§ AIM
Every line that holds "Savings" should be shown.

···

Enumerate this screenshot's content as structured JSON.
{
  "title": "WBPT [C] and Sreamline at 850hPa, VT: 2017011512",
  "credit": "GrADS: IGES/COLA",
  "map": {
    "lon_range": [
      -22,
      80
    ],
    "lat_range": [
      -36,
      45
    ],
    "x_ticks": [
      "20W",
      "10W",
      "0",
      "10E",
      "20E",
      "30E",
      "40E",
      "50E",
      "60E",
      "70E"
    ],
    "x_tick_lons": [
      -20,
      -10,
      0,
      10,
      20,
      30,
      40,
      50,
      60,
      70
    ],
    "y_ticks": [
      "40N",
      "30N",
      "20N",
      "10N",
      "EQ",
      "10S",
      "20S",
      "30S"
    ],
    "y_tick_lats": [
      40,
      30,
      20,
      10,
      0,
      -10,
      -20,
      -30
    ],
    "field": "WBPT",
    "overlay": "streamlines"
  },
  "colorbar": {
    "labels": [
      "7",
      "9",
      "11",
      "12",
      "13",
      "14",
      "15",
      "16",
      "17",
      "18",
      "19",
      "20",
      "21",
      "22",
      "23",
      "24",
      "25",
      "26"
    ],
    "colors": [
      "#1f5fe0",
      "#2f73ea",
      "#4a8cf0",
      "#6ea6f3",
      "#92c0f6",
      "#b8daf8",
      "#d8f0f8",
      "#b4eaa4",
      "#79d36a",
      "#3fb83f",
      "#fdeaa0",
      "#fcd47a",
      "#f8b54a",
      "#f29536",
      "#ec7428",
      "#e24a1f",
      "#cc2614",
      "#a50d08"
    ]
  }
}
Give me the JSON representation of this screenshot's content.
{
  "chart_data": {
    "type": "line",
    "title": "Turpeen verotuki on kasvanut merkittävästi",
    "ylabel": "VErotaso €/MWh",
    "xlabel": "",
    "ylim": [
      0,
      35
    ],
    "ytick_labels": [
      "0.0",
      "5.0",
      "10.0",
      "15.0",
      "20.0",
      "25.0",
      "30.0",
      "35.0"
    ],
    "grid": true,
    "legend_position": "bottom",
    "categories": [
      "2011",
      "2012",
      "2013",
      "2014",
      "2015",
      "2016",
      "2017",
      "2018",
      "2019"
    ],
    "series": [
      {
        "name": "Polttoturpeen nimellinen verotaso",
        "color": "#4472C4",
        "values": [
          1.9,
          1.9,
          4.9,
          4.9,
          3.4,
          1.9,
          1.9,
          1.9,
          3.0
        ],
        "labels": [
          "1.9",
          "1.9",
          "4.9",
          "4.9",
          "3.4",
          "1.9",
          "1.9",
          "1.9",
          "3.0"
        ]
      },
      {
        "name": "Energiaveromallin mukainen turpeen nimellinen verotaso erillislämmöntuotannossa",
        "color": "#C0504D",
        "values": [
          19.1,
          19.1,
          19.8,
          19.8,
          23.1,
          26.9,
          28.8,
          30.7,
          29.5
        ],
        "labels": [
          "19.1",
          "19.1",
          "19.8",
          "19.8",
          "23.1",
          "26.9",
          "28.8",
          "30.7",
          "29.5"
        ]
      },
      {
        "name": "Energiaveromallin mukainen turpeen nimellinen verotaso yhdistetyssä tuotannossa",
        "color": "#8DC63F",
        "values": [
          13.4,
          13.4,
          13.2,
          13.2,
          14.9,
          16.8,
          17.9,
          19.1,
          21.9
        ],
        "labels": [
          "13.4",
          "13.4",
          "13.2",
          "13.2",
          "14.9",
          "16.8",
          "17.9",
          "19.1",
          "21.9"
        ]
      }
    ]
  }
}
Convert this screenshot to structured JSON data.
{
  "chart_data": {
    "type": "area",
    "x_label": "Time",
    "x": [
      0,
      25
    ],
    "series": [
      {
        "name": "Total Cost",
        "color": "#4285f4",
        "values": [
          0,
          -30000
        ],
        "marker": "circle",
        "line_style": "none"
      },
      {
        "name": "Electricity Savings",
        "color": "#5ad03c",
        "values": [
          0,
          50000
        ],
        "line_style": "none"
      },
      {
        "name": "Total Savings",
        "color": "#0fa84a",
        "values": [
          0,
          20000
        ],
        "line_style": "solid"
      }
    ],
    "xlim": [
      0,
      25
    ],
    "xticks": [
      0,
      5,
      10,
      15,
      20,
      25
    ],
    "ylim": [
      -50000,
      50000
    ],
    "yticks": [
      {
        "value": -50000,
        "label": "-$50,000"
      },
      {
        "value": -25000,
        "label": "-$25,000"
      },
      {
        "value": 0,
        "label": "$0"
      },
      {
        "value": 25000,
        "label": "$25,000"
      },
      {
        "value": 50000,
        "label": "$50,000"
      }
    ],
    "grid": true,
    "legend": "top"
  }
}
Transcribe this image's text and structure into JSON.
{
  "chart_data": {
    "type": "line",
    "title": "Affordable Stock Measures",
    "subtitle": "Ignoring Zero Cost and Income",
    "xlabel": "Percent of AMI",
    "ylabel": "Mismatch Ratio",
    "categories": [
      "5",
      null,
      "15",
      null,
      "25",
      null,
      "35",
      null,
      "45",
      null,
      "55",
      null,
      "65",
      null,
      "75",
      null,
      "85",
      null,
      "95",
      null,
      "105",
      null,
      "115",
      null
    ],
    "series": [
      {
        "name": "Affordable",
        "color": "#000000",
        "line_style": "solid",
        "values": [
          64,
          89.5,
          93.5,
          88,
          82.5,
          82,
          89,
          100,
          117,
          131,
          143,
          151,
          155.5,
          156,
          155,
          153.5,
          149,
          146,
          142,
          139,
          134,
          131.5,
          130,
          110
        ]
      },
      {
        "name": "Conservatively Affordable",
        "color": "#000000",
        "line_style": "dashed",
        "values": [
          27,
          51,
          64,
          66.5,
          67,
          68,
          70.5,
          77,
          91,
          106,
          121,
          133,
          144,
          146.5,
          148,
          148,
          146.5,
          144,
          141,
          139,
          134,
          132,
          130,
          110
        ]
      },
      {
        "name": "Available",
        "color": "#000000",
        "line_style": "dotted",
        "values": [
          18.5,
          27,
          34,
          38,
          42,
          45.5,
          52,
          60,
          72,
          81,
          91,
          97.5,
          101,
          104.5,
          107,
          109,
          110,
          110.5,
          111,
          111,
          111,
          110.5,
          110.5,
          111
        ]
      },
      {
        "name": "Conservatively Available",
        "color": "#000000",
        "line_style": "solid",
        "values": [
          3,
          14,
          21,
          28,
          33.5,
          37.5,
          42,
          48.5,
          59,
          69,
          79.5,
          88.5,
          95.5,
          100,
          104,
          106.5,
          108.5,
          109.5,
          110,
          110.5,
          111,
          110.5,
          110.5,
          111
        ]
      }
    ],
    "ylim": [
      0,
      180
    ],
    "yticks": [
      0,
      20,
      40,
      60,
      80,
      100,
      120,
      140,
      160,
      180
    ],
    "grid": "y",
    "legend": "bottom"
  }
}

···

§ EXERCISE ANSWER
        "name": "Electricity Savings",
        "name": "Total Savings",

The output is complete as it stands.